### What to work on
Restate the full set of records exactly, without adding or dropping a word.

(Data extracted from a collection)

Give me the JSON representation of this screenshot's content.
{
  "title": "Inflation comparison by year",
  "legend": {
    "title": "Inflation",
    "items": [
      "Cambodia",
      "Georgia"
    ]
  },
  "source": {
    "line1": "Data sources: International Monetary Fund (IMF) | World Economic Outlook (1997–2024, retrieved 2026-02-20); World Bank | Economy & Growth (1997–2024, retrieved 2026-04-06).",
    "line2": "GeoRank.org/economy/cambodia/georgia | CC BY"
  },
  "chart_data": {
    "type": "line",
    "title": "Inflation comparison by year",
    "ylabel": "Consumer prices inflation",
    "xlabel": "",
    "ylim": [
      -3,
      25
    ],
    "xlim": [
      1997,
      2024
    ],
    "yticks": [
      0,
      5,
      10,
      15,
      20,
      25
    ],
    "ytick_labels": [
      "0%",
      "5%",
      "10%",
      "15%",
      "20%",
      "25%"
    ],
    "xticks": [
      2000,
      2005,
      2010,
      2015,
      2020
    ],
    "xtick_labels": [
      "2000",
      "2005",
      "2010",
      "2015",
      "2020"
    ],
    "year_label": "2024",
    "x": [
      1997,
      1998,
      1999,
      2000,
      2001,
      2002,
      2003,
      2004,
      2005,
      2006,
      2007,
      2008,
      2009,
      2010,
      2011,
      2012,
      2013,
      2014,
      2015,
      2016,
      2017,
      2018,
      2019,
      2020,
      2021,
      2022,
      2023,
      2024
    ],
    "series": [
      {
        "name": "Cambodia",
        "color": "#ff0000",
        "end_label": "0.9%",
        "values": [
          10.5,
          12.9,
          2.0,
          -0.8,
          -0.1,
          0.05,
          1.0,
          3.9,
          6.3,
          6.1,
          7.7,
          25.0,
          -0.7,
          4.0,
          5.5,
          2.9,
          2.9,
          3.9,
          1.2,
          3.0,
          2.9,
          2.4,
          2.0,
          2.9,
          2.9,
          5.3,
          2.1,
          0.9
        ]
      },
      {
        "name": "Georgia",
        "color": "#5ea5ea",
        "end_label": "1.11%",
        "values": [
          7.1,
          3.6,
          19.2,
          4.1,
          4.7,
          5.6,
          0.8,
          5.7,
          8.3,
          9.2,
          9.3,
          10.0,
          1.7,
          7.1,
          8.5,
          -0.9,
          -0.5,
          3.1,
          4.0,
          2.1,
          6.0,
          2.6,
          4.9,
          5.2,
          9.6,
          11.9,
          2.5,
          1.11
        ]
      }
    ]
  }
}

### Finished answer
Give me the JSON representation of this screenshot's content.
{
  "title": "Inflation comparison by year",
  "legend": {
    "title": "Inflation",
    "items": [
      "Cambodia",
      "Georgia"
    ]
  },
  "source": {
    "line1": "Data sources: International Monetary Fund (IMF) | World Economic Outlook (1997–2024, retrieved 2026-02-20); World Bank | Economy & Growth (1997–2024, retrieved 2026-04-06).",
    "line2": "GeoRank.org/economy/cambodia/georgia | CC BY"
  },
  "chart_data": {
    "type": "line",
    "title": "Inflation comparison by year",
    "ylabel": "Consumer prices inflation",
    "xlabel": "",
    "ylim": [
      -3,
      25
    ],
    "xlim": [
      1997,
      2024
    ],
    "yticks": [
      0,
      5,
      10,
      15,
      20,
      25
    ],
    "ytick_labels": [
      "0%",
      "5%",
      "10%",
      "15%",
      "20%",
      "25%"
    ],
    "xticks": [
      2000,
      2005,
      2010,
      2015,
      2020
    ],
    "xtick_labels": [
      "2000",
      "2005",
      "2010",
      "2015",
      "2020"
    ],
    "year_label": "2024",
    "x": [
      1997,
      1998,
      1999,
      2000,
      2001,
      2002,
      2003,
      2004,
      2005,
      2006,
      2007,
      2008,
      2009,
      2010,
      2011,
      2012,
      2013,
      2014,
      2015,
      2016,
      2017,
      2018,
      2019,
      2020,
      2021,
      2022,
      2023,
      2024
    ],
    "series": [
      {
        "name": "Cambodia",
        "color": "#ff0000",
        "end_label": "0.9%",
        "values": [
          10.5,
          12.9,
          2.0,
          -0.8,
          -0.1,
          0.05,
          1.0,
          3.9,
          6.3,
          6.1,
          7.7,
          25.0,
          -0.7,
          4.0,
          5.5,
          2.9,
          2.9,
          3.9,
          1.2,
          3.0,
          2.9,
          2.4,
          2.0,
          2.9,
          2.9,
          5.3,
          2.1,
          0.9
        ]
      },
      {
        "name": "Georgia",
        "color": "#5ea5ea",
        "end_label": "1.11%",
        "values": [
          7.1,
          3.6,
          19.2,
          4.1,
          4.7,
          5.6,
          0.8,
          5.7,
          8.3,
          9.2,
          9.3,
          10.0,
          1.7,
          7.1,
          8.5,
          -0.9,
          -0.5,
          3.1,
          4.0,
          2.1,
          6.0,
          2.6,
          4.9,
          5.2,
          9.6,
          11.9,
          2.5,
          1.11
        ]
      }
    ]
  }
}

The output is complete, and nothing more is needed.